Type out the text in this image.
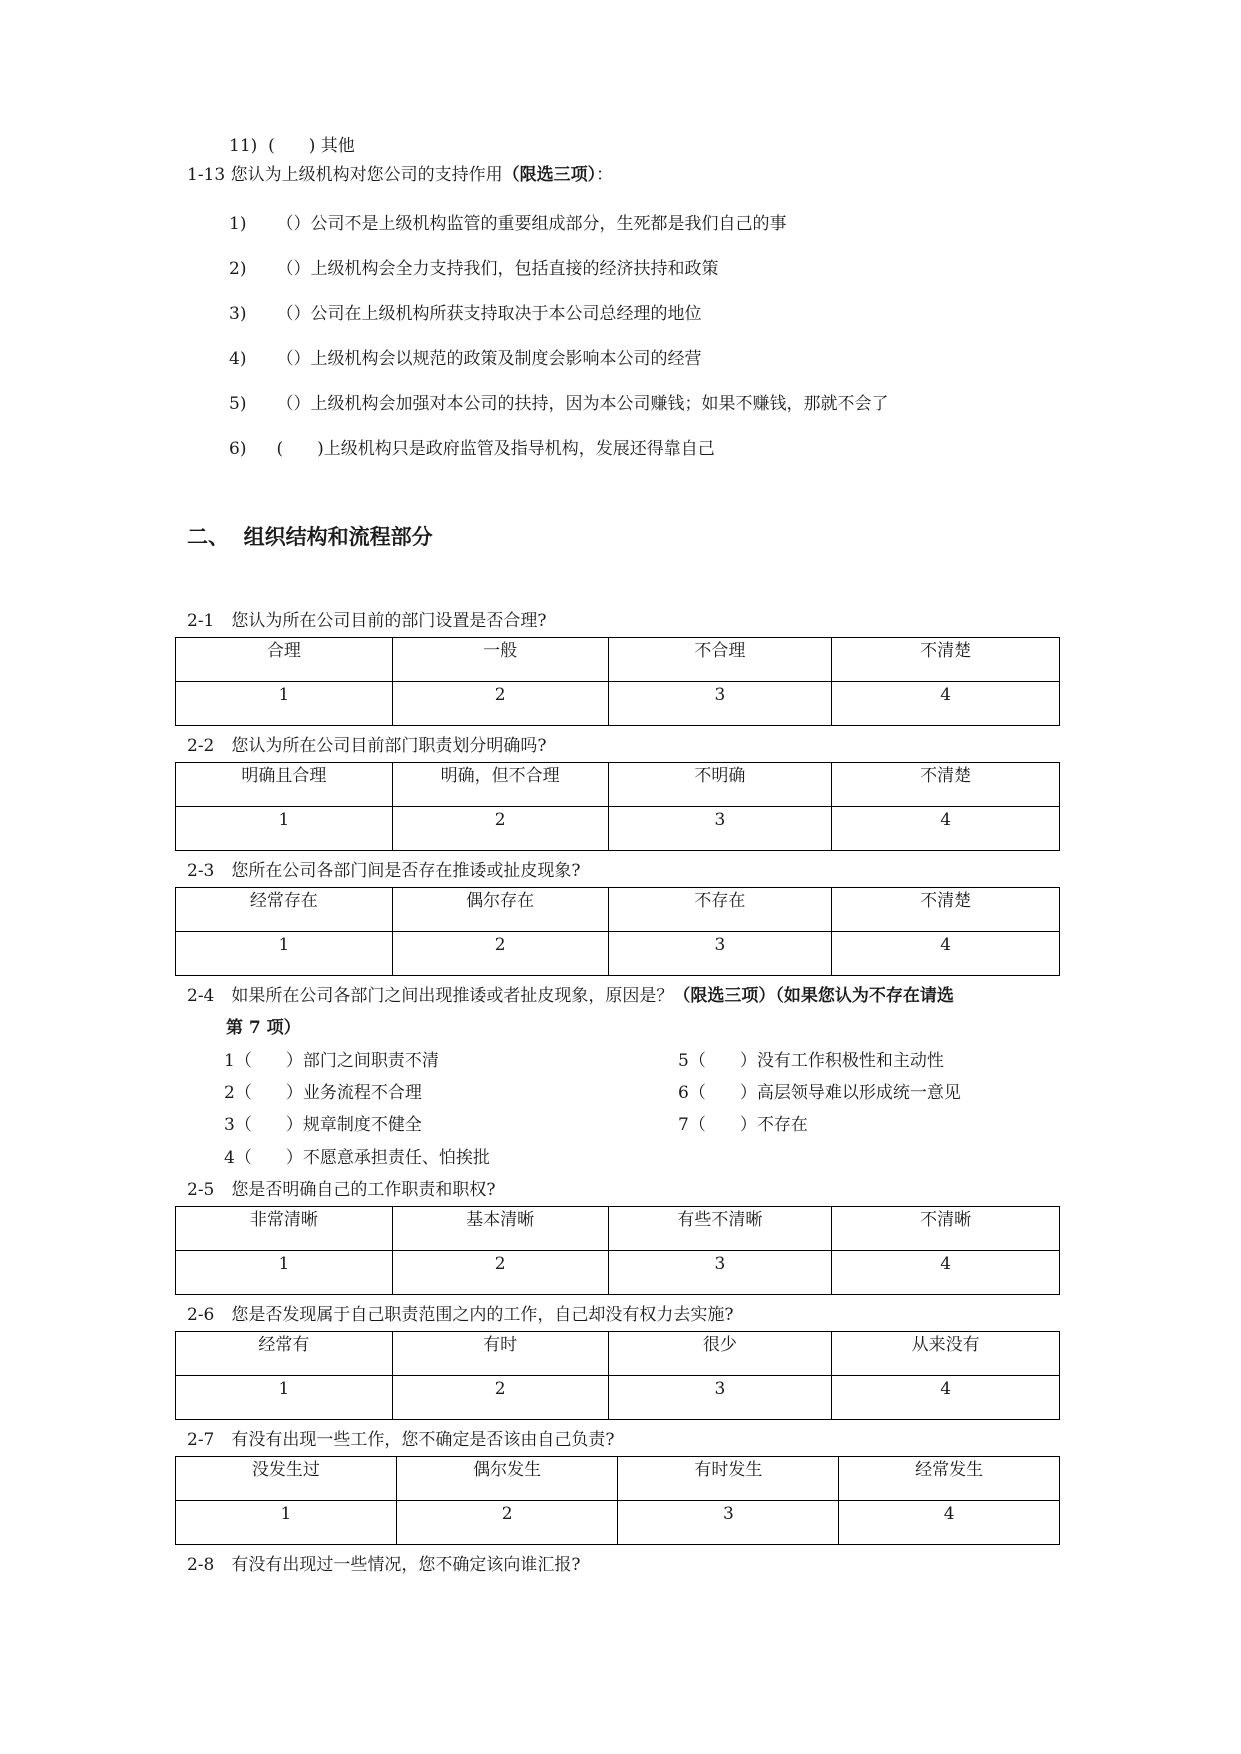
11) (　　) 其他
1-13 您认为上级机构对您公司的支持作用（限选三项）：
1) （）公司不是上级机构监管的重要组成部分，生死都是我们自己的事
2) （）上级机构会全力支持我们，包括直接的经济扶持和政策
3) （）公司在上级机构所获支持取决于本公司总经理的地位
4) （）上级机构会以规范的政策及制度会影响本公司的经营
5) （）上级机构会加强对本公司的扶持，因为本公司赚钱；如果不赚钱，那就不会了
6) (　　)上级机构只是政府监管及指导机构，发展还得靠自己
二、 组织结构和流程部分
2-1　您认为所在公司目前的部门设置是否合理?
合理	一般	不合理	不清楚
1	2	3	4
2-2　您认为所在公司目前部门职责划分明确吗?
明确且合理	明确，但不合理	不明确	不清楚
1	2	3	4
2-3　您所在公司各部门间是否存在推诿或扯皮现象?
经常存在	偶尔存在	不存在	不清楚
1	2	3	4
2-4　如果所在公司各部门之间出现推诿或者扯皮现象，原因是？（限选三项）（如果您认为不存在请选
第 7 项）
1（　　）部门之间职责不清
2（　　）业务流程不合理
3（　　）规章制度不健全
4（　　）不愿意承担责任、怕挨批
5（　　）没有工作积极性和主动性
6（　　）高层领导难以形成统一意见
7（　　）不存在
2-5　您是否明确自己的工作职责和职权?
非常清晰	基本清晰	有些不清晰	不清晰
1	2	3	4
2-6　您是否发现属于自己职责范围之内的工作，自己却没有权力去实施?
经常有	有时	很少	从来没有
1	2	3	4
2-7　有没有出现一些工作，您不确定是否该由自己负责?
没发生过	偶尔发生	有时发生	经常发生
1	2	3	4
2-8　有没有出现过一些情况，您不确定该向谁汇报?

- - - -

Description of the task
List every line above that contains the word "限选三项".

Complete response
1-13 您认为上级机构对您公司的支持作用（限选三项）：
2-4　如果所在公司各部门之间出现推诿或者扯皮现象，原因是？（限选三项）（如果您认为不存在请选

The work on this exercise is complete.